## [Task directions]
Search the listing for the string "text" and copy every line that contains it.

## [Raw data]

BEGIN

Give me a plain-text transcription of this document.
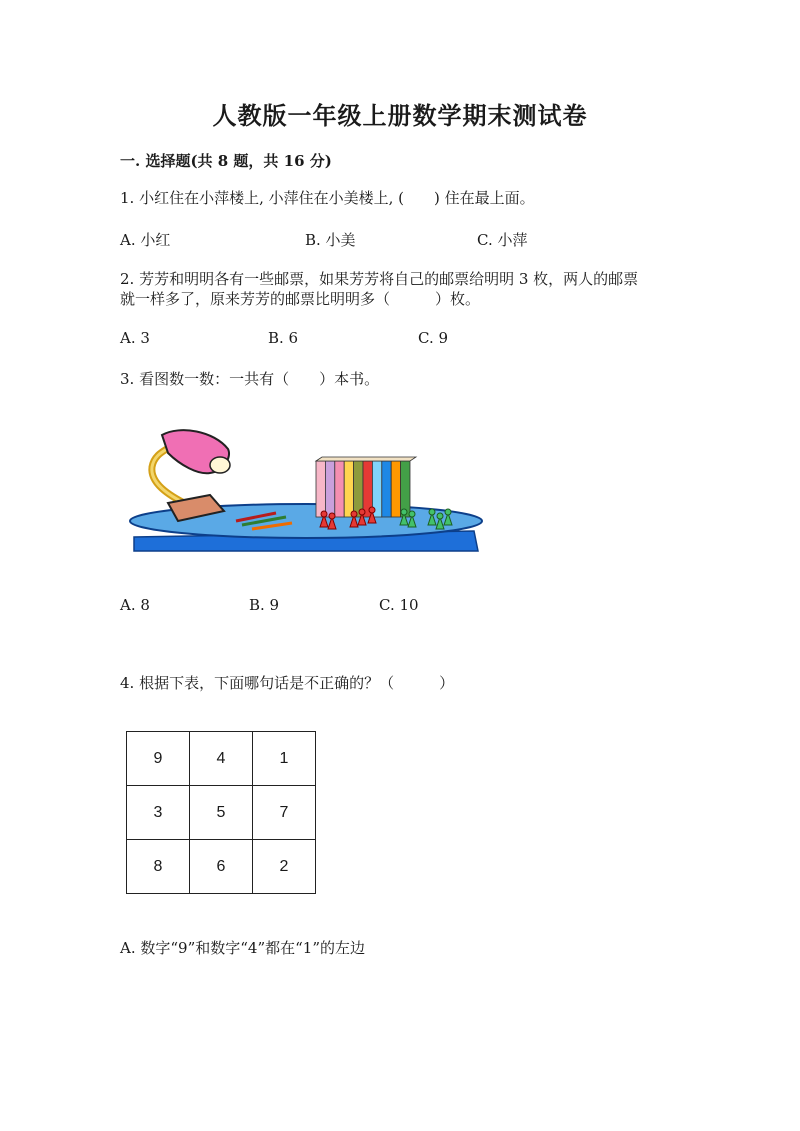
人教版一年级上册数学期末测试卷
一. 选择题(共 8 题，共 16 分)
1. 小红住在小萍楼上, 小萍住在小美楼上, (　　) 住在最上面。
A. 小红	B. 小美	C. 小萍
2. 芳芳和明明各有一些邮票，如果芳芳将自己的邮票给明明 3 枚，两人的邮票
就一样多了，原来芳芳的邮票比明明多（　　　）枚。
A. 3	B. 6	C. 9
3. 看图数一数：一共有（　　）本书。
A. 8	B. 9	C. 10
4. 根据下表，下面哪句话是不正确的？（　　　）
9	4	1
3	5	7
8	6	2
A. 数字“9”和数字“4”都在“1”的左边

END
BEGIN

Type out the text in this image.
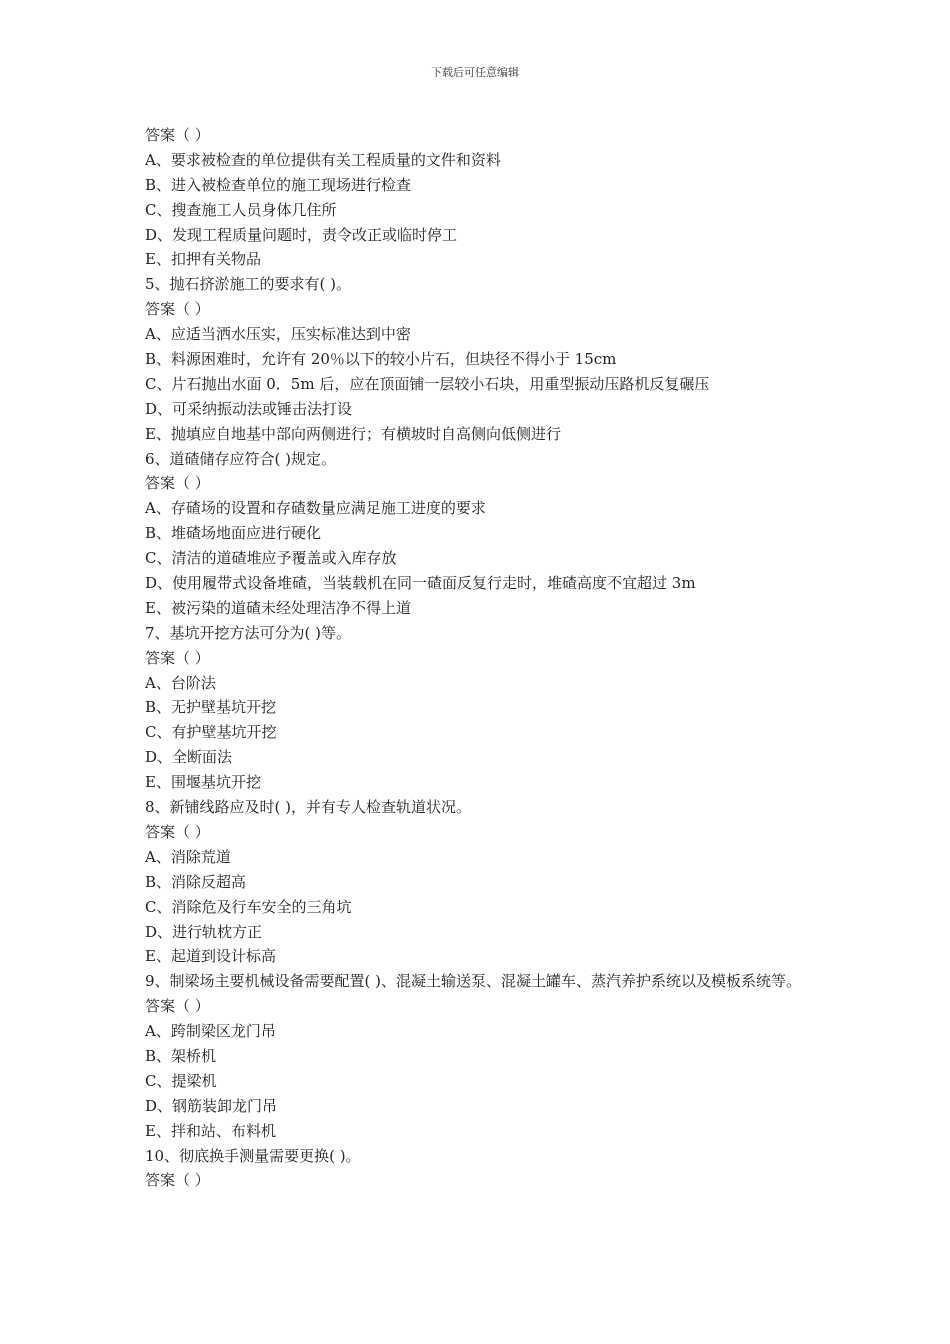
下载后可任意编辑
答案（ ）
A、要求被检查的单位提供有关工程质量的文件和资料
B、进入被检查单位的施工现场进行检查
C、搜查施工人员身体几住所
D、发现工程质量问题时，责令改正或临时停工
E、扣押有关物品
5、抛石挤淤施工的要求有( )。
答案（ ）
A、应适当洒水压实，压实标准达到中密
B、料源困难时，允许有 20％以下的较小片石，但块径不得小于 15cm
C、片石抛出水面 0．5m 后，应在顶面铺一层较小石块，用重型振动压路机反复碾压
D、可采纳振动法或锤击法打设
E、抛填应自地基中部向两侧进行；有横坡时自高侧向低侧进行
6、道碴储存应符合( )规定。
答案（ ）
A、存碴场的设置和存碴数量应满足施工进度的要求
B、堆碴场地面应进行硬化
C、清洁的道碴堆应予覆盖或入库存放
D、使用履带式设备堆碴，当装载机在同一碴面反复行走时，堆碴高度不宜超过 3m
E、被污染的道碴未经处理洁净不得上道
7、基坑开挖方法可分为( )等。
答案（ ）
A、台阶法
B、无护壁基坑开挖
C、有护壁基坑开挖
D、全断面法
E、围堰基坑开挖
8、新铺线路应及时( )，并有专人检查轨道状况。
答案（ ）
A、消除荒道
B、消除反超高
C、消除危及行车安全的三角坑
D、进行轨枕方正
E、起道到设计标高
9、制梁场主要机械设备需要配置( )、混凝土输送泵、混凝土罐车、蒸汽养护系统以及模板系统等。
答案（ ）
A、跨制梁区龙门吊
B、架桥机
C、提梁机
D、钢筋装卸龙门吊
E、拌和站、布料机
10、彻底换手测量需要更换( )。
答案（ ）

END

## [Response below]
Give me a plain-text transcription of this document.
Type out the text in this image.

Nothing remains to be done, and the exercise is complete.